(Stored data entries)
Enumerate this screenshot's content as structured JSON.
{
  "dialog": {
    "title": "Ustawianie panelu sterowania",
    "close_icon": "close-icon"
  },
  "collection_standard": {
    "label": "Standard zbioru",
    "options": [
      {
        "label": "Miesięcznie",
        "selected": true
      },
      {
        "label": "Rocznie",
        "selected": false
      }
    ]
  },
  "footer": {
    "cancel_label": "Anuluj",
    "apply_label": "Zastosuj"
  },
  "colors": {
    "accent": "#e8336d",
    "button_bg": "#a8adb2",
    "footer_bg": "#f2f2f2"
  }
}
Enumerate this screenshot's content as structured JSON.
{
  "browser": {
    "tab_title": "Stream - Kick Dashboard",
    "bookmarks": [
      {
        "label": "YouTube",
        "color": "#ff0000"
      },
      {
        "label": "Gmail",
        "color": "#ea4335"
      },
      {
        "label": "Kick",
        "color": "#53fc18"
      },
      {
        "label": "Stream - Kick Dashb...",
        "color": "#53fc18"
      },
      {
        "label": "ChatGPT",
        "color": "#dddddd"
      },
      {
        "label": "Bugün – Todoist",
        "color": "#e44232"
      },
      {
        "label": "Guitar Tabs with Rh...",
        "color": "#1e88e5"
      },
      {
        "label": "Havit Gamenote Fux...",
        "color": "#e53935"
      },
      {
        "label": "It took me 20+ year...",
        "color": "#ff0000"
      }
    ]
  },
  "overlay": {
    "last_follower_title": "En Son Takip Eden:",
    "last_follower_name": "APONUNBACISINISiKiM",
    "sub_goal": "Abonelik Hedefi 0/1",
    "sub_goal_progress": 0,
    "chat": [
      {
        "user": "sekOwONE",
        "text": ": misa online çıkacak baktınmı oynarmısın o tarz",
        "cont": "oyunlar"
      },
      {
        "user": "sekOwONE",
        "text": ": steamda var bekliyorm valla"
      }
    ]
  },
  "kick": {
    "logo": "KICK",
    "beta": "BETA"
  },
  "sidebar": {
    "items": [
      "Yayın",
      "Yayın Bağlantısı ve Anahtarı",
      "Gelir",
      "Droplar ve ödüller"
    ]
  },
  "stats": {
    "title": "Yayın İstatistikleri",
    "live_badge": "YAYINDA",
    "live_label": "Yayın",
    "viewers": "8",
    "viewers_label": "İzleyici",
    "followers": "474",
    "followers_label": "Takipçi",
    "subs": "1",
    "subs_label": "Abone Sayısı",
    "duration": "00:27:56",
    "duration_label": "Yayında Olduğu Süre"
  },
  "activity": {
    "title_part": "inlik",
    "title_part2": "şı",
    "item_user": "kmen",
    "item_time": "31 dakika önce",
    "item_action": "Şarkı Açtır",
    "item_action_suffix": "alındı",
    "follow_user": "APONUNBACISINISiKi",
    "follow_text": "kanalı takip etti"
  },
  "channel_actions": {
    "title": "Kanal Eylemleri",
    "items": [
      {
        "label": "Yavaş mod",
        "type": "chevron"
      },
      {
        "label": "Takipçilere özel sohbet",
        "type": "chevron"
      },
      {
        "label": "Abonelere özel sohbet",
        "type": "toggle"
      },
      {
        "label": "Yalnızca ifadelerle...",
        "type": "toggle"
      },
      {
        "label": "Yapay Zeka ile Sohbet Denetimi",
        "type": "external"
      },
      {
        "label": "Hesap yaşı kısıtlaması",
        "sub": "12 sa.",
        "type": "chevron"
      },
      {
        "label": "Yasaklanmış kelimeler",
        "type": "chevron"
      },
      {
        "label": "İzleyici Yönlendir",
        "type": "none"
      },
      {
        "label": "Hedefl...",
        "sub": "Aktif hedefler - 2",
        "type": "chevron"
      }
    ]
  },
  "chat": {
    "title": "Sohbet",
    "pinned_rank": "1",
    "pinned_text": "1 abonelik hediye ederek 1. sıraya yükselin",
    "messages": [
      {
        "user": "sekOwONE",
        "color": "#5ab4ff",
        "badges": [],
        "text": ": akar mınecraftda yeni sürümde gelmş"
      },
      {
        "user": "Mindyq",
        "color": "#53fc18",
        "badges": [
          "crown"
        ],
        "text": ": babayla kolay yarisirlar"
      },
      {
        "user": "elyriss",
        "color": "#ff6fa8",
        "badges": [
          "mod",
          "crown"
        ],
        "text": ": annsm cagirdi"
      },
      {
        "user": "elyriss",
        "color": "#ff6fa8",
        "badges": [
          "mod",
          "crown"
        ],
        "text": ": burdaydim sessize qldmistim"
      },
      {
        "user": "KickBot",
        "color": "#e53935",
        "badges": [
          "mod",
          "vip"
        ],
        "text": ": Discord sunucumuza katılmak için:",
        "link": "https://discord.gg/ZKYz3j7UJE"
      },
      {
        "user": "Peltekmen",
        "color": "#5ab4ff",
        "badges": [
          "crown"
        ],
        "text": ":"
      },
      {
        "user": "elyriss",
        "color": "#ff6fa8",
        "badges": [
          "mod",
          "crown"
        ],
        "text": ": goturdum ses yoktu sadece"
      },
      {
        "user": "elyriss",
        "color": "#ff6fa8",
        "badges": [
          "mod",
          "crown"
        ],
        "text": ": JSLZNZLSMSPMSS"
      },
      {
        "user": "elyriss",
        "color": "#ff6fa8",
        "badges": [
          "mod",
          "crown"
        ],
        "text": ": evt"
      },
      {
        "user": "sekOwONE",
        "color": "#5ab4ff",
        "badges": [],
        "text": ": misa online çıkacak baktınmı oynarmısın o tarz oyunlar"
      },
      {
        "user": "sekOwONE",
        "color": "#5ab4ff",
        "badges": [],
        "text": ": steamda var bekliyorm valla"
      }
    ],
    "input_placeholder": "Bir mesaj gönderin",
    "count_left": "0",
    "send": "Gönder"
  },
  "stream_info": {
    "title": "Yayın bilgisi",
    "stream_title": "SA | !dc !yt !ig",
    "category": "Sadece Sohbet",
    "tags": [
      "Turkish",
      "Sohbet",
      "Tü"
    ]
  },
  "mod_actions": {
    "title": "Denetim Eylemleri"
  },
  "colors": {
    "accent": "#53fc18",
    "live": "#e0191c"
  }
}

* * *

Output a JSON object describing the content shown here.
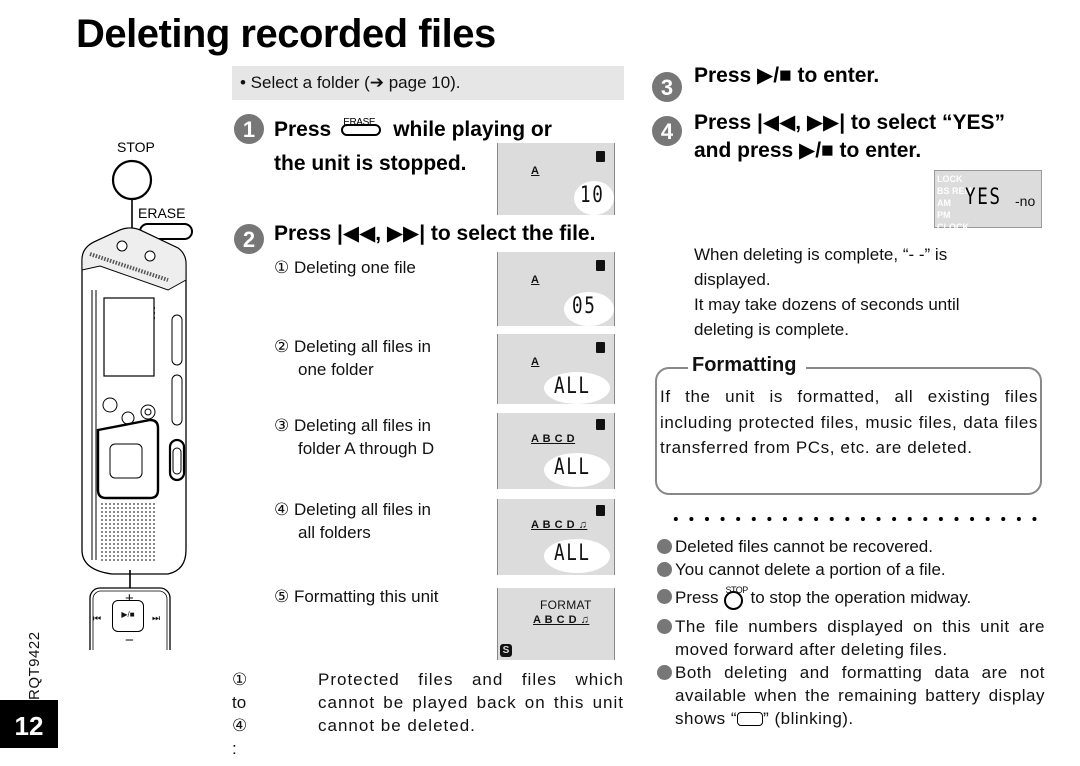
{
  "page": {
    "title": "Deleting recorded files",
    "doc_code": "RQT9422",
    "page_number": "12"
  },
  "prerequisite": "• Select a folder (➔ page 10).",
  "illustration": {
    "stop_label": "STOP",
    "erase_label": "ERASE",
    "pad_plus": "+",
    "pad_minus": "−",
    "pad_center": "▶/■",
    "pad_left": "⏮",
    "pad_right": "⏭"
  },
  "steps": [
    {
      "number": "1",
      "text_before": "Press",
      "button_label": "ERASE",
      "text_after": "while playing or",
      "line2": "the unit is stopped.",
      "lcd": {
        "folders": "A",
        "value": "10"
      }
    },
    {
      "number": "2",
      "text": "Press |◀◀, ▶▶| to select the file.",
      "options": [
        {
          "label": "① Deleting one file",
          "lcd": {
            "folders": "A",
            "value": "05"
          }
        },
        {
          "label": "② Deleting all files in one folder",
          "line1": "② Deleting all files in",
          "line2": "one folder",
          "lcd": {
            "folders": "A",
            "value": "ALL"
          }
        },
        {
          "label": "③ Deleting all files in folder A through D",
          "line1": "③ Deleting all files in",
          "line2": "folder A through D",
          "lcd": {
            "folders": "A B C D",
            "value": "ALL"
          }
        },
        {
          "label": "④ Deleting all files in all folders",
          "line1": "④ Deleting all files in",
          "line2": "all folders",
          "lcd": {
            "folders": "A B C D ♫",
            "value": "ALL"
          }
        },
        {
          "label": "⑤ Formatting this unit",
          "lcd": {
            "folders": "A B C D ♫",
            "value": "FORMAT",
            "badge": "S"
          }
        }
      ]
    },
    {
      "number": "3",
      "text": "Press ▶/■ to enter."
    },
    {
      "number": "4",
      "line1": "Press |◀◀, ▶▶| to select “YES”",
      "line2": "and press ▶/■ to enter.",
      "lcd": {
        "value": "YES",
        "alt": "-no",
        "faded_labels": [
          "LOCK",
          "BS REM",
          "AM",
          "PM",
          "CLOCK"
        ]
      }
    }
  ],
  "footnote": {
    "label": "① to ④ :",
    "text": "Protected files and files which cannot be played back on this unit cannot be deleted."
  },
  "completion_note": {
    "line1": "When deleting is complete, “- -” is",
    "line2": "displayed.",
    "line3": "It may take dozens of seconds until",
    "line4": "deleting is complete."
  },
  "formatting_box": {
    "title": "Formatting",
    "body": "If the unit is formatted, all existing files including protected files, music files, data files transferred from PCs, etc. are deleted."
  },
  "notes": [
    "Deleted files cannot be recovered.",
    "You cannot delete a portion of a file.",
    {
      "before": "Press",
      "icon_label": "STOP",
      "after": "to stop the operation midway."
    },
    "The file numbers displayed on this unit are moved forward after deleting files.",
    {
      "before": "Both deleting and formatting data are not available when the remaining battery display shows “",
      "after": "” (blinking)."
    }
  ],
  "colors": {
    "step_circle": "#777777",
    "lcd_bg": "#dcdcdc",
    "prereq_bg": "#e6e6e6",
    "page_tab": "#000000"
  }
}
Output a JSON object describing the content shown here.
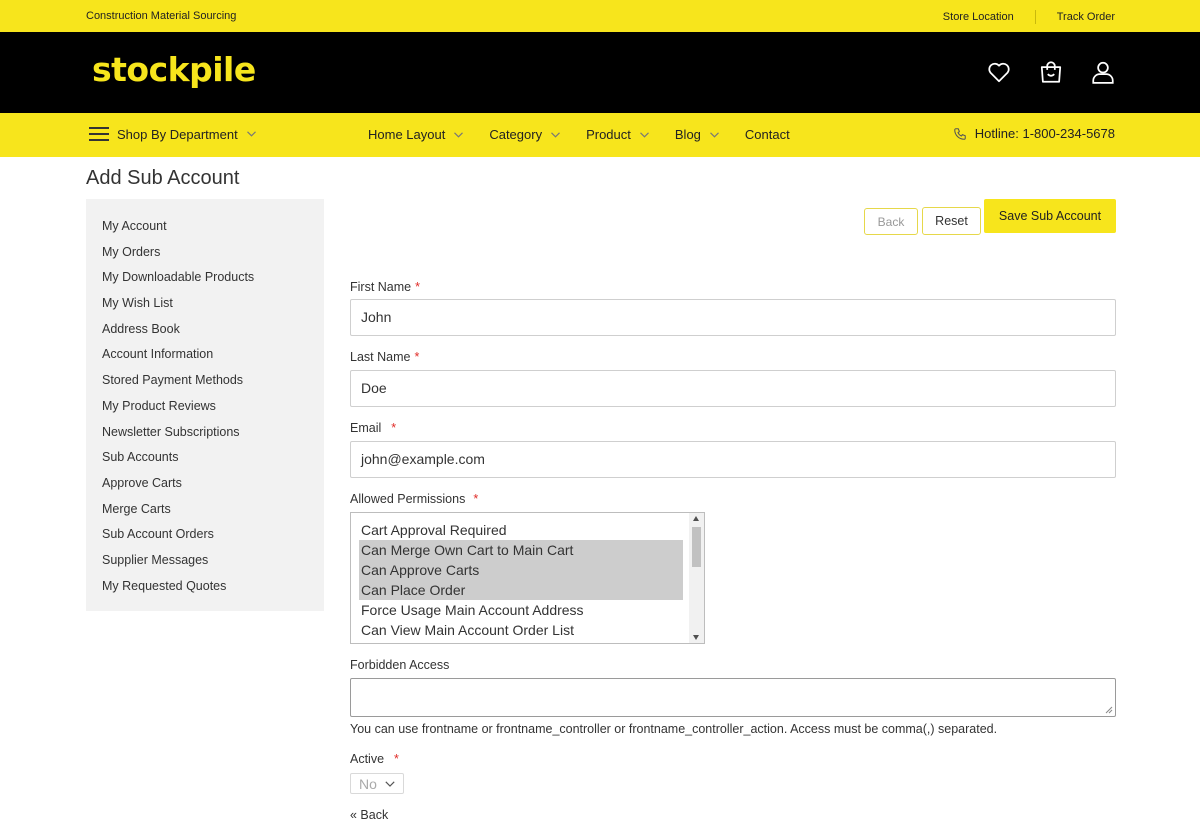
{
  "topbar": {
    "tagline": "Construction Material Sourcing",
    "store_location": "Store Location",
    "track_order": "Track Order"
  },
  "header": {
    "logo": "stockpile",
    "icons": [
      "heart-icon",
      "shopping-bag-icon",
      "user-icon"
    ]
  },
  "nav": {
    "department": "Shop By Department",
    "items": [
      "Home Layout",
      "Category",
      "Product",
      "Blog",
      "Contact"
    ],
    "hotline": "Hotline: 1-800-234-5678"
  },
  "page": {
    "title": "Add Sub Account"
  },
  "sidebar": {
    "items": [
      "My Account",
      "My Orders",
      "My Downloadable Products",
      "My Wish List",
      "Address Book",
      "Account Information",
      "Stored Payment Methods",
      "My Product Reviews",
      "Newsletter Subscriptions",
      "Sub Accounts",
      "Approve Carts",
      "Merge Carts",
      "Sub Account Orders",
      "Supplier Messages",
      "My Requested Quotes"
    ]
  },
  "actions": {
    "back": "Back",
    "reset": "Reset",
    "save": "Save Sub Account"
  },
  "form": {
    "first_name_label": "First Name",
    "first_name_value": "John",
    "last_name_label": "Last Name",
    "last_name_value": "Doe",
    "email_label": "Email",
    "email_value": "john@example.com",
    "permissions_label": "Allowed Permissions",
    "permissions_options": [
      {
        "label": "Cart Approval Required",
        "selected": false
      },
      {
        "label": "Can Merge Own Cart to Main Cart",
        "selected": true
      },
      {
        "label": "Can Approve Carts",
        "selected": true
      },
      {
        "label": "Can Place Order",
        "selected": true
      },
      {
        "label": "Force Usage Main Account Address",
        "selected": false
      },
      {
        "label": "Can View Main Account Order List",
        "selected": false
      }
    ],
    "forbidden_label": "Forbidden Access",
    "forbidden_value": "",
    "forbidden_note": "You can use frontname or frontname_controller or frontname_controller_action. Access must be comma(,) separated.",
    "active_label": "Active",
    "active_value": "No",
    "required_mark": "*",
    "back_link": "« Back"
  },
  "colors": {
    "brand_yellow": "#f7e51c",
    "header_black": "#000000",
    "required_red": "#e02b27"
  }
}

= Aim =
Filter the data, keeping only the lines that contain "Access".

= Reply =
    "forbidden_label": "Forbidden Access",
    "forbidden_note": "You can use frontname or frontname_controller or frontname_controller_action. Access must be comma(,) separated.",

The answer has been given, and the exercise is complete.